Dataset listings of figures
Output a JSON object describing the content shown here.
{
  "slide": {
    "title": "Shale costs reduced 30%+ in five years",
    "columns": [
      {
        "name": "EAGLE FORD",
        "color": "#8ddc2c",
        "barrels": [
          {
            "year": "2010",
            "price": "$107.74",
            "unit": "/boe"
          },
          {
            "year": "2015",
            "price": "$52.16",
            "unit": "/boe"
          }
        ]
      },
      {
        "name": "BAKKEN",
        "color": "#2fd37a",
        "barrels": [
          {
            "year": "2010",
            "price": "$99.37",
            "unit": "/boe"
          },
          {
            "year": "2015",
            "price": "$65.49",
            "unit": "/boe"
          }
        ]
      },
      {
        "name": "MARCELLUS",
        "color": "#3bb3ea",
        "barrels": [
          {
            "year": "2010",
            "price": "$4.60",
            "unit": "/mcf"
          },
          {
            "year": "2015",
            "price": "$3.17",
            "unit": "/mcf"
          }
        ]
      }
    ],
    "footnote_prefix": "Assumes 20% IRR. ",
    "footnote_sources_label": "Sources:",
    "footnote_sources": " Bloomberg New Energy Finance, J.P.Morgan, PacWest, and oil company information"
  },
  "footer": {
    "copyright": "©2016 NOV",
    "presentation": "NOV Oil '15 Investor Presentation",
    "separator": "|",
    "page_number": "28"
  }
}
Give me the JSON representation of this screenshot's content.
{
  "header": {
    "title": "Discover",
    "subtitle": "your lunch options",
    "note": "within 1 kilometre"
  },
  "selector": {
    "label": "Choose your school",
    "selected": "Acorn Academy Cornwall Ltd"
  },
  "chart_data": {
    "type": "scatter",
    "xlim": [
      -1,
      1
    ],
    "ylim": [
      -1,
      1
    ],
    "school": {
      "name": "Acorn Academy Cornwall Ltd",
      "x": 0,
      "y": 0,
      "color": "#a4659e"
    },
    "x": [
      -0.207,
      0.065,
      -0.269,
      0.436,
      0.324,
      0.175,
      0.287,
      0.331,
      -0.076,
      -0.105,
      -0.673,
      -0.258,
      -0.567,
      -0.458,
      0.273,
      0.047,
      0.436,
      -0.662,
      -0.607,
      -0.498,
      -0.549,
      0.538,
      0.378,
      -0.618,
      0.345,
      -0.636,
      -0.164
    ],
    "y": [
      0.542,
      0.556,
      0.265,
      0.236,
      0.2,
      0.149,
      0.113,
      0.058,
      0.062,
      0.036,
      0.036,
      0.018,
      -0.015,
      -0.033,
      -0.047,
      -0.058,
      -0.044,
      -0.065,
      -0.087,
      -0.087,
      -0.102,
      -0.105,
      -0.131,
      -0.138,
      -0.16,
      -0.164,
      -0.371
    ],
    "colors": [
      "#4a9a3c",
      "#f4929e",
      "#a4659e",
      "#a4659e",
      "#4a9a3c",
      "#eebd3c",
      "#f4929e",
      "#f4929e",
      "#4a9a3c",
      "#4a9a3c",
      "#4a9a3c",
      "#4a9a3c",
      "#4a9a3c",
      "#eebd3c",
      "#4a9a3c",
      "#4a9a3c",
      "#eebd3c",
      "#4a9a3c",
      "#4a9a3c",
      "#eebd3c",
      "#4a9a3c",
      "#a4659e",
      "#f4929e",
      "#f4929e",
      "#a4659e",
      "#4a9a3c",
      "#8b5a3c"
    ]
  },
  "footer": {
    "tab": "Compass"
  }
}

--

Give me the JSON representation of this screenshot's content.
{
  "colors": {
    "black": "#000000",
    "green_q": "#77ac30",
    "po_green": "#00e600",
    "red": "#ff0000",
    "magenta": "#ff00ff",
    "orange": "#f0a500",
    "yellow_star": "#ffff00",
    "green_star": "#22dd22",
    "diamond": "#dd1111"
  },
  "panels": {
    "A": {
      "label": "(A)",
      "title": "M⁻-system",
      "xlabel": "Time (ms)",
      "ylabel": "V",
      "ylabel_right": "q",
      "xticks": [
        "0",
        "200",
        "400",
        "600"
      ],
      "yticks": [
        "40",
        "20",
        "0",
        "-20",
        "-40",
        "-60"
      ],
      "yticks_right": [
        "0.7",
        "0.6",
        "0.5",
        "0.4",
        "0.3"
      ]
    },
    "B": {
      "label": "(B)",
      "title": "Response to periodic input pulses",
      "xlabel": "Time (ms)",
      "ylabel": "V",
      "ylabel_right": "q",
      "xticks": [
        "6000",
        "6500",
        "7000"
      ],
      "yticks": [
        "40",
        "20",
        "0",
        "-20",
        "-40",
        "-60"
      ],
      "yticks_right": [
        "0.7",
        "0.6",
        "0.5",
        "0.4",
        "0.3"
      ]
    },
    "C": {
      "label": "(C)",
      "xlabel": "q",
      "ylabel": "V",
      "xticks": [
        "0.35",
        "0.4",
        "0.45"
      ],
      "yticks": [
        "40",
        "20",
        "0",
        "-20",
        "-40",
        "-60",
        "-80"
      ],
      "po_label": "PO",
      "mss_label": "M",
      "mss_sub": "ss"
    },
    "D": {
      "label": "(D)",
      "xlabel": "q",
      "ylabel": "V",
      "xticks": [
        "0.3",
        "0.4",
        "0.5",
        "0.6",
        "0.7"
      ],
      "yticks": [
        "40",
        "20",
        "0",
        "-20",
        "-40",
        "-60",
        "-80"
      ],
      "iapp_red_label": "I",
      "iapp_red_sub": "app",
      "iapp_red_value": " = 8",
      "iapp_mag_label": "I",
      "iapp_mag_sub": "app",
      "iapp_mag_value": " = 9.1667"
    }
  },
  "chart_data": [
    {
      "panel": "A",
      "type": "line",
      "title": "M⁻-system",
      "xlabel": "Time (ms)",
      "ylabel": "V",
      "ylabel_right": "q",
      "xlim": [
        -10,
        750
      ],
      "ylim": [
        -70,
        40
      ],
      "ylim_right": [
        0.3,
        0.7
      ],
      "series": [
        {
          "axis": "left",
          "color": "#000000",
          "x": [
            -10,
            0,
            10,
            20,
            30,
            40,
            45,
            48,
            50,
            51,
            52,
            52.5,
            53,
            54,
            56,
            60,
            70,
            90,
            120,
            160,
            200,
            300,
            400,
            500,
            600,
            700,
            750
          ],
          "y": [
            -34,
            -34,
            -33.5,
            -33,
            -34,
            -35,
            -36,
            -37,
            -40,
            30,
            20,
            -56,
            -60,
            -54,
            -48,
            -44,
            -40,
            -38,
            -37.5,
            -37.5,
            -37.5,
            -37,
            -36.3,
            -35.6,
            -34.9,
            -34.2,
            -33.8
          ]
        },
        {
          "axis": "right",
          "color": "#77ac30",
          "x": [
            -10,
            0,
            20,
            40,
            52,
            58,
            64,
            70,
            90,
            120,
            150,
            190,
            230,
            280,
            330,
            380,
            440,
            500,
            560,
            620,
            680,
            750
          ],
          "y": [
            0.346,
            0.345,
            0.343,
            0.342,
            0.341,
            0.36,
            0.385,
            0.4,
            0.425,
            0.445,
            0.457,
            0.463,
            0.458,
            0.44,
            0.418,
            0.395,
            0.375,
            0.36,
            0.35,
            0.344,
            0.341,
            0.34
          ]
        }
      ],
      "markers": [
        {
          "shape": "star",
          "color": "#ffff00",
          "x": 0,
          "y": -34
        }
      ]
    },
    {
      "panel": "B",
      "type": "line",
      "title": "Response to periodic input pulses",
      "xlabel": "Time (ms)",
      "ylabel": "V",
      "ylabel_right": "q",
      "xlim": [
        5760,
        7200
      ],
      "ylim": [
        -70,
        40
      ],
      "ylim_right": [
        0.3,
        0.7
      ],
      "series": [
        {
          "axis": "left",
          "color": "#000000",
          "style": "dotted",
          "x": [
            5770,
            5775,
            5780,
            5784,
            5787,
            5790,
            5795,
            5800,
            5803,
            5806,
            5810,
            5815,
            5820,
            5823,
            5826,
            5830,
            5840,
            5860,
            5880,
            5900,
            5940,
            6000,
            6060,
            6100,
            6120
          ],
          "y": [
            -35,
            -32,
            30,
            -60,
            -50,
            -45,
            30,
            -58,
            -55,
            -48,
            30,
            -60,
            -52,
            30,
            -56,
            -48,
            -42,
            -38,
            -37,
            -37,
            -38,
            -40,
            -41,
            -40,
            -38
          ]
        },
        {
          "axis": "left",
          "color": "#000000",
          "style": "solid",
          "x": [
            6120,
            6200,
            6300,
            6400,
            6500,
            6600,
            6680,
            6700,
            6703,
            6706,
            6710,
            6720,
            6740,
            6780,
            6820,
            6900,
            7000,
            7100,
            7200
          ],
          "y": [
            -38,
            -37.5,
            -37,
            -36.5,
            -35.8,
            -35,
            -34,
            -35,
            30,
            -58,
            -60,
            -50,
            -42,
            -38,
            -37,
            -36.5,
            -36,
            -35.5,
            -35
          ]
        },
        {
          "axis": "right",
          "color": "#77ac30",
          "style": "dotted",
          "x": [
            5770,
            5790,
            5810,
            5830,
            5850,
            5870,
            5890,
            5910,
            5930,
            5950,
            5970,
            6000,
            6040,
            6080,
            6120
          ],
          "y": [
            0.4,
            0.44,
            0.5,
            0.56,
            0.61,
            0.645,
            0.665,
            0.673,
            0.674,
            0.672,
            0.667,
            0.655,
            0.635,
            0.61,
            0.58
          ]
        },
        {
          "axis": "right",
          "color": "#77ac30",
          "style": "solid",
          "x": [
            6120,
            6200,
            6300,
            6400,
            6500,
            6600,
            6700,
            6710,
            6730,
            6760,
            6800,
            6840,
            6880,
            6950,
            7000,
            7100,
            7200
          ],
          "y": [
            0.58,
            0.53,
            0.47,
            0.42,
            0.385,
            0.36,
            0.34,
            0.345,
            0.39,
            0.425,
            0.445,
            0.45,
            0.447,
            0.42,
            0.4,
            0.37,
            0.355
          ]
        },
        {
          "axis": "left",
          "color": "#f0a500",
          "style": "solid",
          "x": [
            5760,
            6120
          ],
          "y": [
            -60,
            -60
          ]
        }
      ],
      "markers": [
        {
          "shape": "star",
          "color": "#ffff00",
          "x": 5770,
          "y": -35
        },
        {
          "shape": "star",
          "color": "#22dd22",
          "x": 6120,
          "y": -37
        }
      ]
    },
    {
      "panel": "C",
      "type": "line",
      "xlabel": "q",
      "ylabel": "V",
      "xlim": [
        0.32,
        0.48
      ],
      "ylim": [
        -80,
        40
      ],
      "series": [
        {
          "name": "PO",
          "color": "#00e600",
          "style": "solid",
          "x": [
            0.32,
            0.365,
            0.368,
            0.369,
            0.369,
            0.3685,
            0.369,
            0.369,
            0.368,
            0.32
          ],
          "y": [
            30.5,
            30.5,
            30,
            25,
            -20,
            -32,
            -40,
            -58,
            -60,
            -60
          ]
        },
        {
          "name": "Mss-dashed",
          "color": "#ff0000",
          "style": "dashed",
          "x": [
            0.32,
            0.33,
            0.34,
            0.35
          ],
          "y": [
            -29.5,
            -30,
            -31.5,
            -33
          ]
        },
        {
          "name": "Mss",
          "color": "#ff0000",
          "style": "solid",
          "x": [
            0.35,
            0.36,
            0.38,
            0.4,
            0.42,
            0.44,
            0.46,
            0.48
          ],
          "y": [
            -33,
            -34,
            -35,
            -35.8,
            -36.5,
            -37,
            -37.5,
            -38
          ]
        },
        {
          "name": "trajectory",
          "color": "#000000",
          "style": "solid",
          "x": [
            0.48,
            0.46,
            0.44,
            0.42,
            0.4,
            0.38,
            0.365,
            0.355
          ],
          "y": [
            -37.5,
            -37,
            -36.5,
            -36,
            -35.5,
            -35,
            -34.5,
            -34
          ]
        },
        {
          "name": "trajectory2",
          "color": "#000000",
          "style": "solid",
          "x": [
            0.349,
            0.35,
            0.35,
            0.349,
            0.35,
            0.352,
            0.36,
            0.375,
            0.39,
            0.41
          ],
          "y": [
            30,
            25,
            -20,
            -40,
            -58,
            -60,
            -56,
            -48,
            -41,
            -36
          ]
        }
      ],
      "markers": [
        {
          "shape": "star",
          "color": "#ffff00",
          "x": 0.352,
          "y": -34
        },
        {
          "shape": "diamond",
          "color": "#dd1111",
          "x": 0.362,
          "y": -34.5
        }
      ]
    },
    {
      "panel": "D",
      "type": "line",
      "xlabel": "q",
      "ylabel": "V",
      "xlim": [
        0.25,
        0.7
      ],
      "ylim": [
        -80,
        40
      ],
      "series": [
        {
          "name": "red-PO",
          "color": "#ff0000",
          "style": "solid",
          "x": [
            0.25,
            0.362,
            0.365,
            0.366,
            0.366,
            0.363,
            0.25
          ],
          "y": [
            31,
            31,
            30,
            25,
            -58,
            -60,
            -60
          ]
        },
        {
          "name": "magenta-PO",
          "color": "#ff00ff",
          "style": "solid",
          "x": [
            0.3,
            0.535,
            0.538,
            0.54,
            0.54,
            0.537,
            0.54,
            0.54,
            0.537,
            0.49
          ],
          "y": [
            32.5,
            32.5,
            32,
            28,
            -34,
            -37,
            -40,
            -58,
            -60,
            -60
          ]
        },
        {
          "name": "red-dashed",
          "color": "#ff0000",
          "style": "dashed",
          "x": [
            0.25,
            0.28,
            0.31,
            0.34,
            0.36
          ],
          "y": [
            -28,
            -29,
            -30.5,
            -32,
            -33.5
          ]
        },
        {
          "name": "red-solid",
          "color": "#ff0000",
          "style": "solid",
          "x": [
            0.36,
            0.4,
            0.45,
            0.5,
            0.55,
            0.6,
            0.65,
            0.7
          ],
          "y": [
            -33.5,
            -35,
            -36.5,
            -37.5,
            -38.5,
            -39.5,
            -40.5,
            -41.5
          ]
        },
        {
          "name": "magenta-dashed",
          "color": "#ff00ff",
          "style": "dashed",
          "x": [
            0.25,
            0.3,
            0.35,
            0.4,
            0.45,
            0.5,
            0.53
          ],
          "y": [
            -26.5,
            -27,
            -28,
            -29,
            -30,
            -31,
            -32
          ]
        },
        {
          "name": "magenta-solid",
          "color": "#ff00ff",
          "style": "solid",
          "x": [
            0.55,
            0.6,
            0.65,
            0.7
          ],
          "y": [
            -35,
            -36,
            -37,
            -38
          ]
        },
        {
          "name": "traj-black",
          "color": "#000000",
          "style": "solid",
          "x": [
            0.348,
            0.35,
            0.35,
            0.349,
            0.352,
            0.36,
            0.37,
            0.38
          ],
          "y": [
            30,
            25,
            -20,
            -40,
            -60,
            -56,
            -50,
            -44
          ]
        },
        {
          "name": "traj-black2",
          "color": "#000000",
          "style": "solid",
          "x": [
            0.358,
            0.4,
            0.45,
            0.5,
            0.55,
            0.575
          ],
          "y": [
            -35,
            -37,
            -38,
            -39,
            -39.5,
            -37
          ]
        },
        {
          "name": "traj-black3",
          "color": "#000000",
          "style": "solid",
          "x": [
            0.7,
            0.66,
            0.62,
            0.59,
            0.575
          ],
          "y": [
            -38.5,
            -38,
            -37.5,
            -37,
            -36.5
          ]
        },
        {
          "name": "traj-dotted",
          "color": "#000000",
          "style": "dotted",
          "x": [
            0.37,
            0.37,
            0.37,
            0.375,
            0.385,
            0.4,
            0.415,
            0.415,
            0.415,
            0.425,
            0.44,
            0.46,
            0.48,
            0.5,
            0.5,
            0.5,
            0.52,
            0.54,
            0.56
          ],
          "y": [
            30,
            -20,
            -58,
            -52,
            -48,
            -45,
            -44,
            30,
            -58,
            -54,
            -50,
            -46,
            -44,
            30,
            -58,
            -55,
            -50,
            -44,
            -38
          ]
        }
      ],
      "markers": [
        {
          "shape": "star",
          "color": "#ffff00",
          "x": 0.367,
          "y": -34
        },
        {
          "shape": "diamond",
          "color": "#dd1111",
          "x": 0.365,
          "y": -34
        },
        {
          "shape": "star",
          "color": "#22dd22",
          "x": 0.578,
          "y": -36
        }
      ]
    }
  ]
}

* **EXERCISE DETAILS**: Search the data for "magenta". Copy every matching line.

* **THE ANSWER**:
    "magenta": "#ff00ff",
          "name": "magenta-PO",
          "name": "magenta-dashed",
          "name": "magenta-solid",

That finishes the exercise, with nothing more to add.